WRITTEN PROBLEM: Check each line of the listing, and copy it if it contains the word "name".

DATA PROVIDED:

'''

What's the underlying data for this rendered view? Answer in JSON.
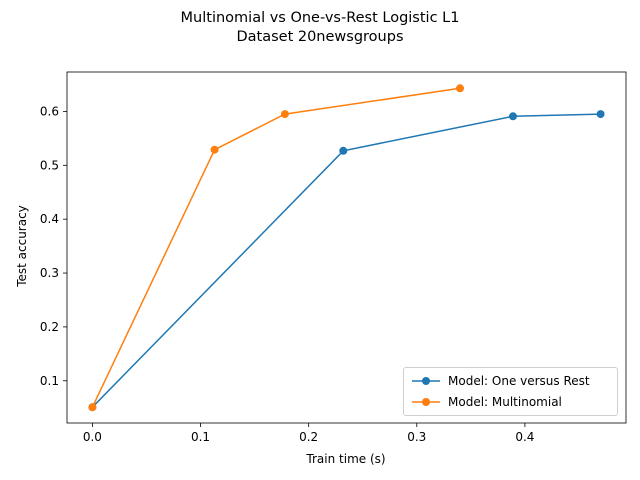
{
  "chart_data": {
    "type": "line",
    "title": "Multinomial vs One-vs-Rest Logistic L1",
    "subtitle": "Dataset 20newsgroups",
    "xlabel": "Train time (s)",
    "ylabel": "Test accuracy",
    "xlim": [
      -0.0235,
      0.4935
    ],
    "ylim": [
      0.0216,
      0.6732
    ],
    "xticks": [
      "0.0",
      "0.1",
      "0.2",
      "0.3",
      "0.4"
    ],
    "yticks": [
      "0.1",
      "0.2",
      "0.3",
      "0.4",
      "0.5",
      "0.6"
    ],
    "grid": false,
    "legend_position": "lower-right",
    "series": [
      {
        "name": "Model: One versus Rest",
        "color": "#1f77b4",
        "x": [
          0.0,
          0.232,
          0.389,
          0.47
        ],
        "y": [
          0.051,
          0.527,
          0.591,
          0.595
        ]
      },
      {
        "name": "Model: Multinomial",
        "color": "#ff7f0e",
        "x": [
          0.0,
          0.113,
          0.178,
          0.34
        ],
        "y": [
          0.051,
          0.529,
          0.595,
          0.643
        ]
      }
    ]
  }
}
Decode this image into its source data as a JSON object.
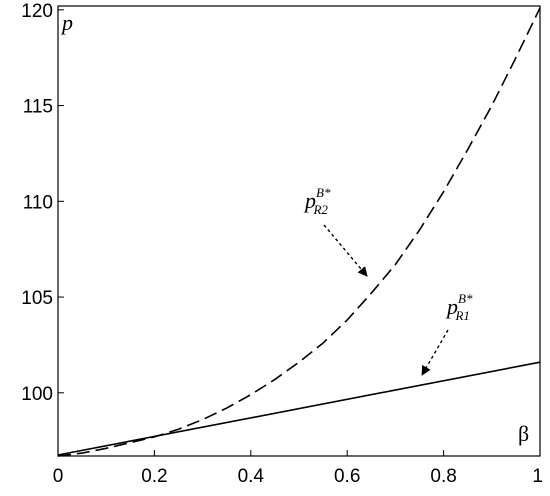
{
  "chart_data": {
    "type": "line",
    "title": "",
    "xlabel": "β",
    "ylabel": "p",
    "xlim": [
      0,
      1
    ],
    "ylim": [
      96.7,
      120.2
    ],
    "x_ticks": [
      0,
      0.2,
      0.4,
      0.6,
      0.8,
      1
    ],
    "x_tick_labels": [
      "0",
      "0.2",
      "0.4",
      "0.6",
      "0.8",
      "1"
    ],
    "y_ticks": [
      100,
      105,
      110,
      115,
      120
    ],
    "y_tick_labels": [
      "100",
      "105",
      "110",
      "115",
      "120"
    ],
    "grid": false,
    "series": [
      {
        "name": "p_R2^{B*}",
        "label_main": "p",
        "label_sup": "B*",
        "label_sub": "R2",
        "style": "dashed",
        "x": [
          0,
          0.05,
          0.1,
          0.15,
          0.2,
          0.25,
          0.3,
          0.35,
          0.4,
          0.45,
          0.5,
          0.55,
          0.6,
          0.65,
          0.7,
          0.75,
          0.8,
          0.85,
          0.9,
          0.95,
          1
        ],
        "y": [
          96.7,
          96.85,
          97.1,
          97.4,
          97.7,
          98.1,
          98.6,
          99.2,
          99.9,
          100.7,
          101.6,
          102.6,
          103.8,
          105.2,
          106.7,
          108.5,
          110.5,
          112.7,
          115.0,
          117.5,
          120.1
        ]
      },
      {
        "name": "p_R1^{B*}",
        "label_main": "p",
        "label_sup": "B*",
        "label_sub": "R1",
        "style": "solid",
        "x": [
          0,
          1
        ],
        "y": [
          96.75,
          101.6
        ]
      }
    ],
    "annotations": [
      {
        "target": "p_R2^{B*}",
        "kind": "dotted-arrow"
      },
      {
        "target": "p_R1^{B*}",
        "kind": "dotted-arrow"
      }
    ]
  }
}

'''

SOLUTION BELOW:
        "name": "Model: One versus Rest",
        "name": "Model: Multinomial",
        "name": "p_R2^{B*}",
        "name": "p_R1^{B*}",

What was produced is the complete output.